*Problem statement*: Your task is to repeat the lines below exactly, excluding any pictures they contain.

————

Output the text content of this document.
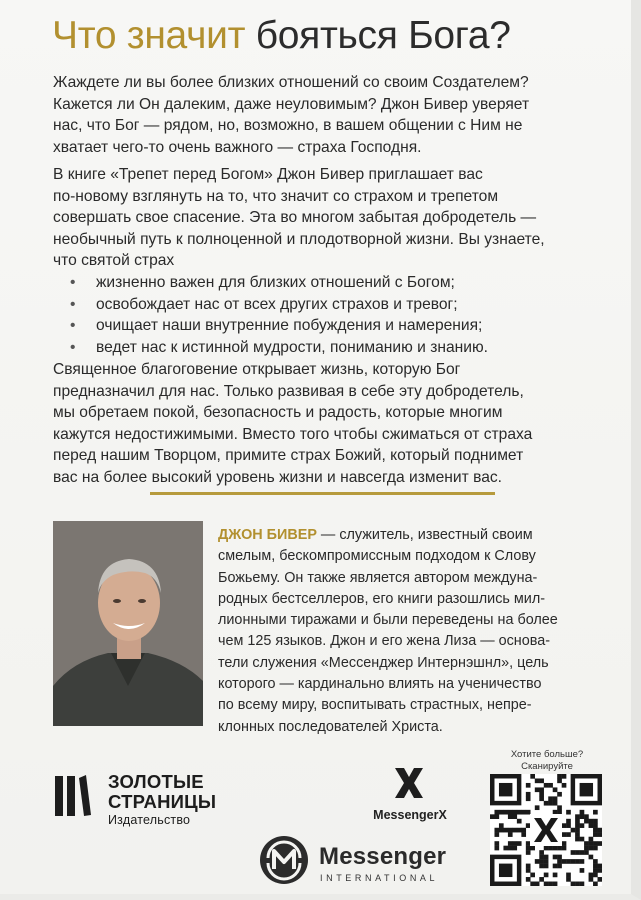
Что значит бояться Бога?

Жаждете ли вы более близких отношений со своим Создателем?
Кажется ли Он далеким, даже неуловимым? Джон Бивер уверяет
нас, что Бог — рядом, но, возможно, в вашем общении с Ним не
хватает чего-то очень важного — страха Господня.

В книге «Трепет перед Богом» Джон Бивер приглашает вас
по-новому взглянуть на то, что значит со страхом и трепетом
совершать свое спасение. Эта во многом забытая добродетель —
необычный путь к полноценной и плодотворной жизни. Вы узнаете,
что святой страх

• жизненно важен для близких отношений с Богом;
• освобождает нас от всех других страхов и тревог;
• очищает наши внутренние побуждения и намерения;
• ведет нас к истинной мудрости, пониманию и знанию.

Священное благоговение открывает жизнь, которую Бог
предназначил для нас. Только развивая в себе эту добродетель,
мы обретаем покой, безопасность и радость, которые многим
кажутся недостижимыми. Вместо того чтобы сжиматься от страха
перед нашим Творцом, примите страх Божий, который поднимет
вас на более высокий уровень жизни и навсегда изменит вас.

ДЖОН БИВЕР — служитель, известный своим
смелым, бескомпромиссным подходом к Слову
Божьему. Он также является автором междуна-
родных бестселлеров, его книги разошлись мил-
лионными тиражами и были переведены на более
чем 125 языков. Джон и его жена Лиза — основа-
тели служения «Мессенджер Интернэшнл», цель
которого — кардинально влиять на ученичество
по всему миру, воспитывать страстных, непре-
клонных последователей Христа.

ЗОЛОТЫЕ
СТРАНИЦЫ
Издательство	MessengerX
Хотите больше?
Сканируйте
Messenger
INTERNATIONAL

————

*Written answer*:
Output the text content of this document.
Что значит бояться Бога?

Жаждете ли вы более близких отношений со своим Создателем?
Кажется ли Он далеким, даже неуловимым? Джон Бивер уверяет
нас, что Бог — рядом, но, возможно, в вашем общении с Ним не
хватает чего-то очень важного — страха Господня.

В книге «Трепет перед Богом» Джон Бивер приглашает вас
по-новому взглянуть на то, что значит со страхом и трепетом
совершать свое спасение. Эта во многом забытая добродетель —
необычный путь к полноценной и плодотворной жизни. Вы узнаете,
что святой страх

• жизненно важен для близких отношений с Богом;
• освобождает нас от всех других страхов и тревог;
• очищает наши внутренние побуждения и намерения;
• ведет нас к истинной мудрости, пониманию и знанию.

Священное благоговение открывает жизнь, которую Бог
предназначил для нас. Только развивая в себе эту добродетель,
мы обретаем покой, безопасность и радость, которые многим
кажутся недостижимыми. Вместо того чтобы сжиматься от страха
перед нашим Творцом, примите страх Божий, который поднимет
вас на более высокий уровень жизни и навсегда изменит вас.

ДЖОН БИВЕР — служитель, известный своим
смелым, бескомпромиссным подходом к Слову
Божьему. Он также является автором междуна-
родных бестселлеров, его книги разошлись мил-
лионными тиражами и были переведены на более
чем 125 языков. Джон и его жена Лиза — основа-
тели служения «Мессенджер Интернэшнл», цель
которого — кардинально влиять на ученичество
по всему миру, воспитывать страстных, непре-
клонных последователей Христа.

ЗОЛОТЫЕ
СТРАНИЦЫ
Издательство	MessengerX
Хотите больше?
Сканируйте
Messenger
INTERNATIONAL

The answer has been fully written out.